» **Set task**: Transcribe all the records exactly and omit any images they hold.

(Rows from a dataset)
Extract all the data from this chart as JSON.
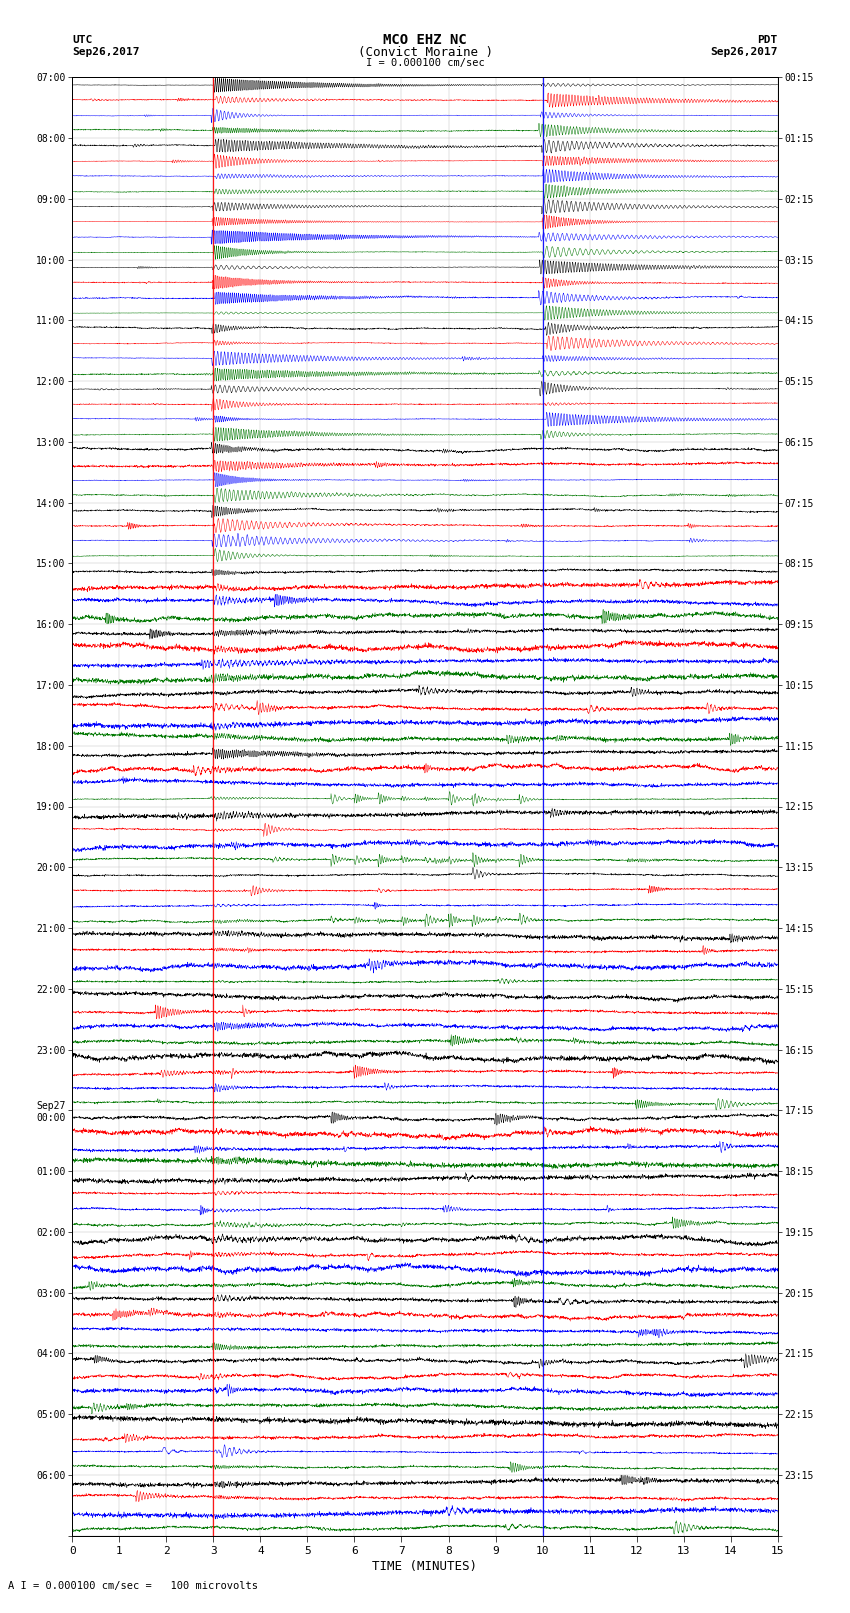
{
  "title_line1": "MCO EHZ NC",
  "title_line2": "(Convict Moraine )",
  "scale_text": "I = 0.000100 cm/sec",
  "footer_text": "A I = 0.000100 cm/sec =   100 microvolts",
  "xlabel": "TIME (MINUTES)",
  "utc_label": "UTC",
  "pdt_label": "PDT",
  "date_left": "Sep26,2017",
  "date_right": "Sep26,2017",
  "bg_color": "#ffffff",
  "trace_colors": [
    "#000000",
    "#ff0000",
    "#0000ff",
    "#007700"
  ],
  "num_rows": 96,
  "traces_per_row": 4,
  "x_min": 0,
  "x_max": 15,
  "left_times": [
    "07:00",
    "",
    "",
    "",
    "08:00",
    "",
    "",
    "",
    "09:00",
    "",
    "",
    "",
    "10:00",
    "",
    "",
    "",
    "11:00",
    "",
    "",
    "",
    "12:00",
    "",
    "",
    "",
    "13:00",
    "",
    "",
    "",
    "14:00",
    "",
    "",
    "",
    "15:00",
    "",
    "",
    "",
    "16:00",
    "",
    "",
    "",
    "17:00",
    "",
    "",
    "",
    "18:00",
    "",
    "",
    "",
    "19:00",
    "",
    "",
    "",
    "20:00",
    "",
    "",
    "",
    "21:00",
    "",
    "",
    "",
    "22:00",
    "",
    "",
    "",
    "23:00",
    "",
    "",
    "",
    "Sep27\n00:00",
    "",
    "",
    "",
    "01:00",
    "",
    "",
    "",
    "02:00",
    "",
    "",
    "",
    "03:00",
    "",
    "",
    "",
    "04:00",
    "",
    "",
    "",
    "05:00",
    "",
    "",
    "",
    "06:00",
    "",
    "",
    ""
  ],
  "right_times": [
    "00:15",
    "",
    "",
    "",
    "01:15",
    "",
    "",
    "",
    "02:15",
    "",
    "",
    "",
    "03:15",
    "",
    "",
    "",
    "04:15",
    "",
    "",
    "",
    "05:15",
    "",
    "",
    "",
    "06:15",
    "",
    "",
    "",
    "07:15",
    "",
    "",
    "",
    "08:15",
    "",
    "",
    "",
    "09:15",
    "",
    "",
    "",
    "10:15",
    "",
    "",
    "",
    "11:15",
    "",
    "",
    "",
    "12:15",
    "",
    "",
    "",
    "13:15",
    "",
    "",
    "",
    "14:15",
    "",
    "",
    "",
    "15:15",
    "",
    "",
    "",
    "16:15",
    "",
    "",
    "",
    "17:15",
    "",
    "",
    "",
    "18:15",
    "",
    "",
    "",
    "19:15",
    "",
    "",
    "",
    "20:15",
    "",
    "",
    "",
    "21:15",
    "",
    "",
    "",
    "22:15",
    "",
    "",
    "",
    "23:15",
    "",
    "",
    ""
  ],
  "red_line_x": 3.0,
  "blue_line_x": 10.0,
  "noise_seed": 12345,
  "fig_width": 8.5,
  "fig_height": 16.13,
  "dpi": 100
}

» **Finished answer**:
Extract all the data from this chart as JSON.
{
  "title_line1": "MCO EHZ NC",
  "title_line2": "(Convict Moraine )",
  "scale_text": "I = 0.000100 cm/sec",
  "footer_text": "A I = 0.000100 cm/sec =   100 microvolts",
  "xlabel": "TIME (MINUTES)",
  "utc_label": "UTC",
  "pdt_label": "PDT",
  "date_left": "Sep26,2017",
  "date_right": "Sep26,2017",
  "bg_color": "#ffffff",
  "trace_colors": [
    "#000000",
    "#ff0000",
    "#0000ff",
    "#007700"
  ],
  "num_rows": 96,
  "traces_per_row": 4,
  "x_min": 0,
  "x_max": 15,
  "left_times": [
    "07:00",
    "",
    "",
    "",
    "08:00",
    "",
    "",
    "",
    "09:00",
    "",
    "",
    "",
    "10:00",
    "",
    "",
    "",
    "11:00",
    "",
    "",
    "",
    "12:00",
    "",
    "",
    "",
    "13:00",
    "",
    "",
    "",
    "14:00",
    "",
    "",
    "",
    "15:00",
    "",
    "",
    "",
    "16:00",
    "",
    "",
    "",
    "17:00",
    "",
    "",
    "",
    "18:00",
    "",
    "",
    "",
    "19:00",
    "",
    "",
    "",
    "20:00",
    "",
    "",
    "",
    "21:00",
    "",
    "",
    "",
    "22:00",
    "",
    "",
    "",
    "23:00",
    "",
    "",
    "",
    "Sep27\n00:00",
    "",
    "",
    "",
    "01:00",
    "",
    "",
    "",
    "02:00",
    "",
    "",
    "",
    "03:00",
    "",
    "",
    "",
    "04:00",
    "",
    "",
    "",
    "05:00",
    "",
    "",
    "",
    "06:00",
    "",
    "",
    ""
  ],
  "right_times": [
    "00:15",
    "",
    "",
    "",
    "01:15",
    "",
    "",
    "",
    "02:15",
    "",
    "",
    "",
    "03:15",
    "",
    "",
    "",
    "04:15",
    "",
    "",
    "",
    "05:15",
    "",
    "",
    "",
    "06:15",
    "",
    "",
    "",
    "07:15",
    "",
    "",
    "",
    "08:15",
    "",
    "",
    "",
    "09:15",
    "",
    "",
    "",
    "10:15",
    "",
    "",
    "",
    "11:15",
    "",
    "",
    "",
    "12:15",
    "",
    "",
    "",
    "13:15",
    "",
    "",
    "",
    "14:15",
    "",
    "",
    "",
    "15:15",
    "",
    "",
    "",
    "16:15",
    "",
    "",
    "",
    "17:15",
    "",
    "",
    "",
    "18:15",
    "",
    "",
    "",
    "19:15",
    "",
    "",
    "",
    "20:15",
    "",
    "",
    "",
    "21:15",
    "",
    "",
    "",
    "22:15",
    "",
    "",
    "",
    "23:15",
    "",
    "",
    ""
  ],
  "red_line_x": 3.0,
  "blue_line_x": 10.0,
  "noise_seed": 12345,
  "fig_width": 8.5,
  "fig_height": 16.13,
  "dpi": 100
}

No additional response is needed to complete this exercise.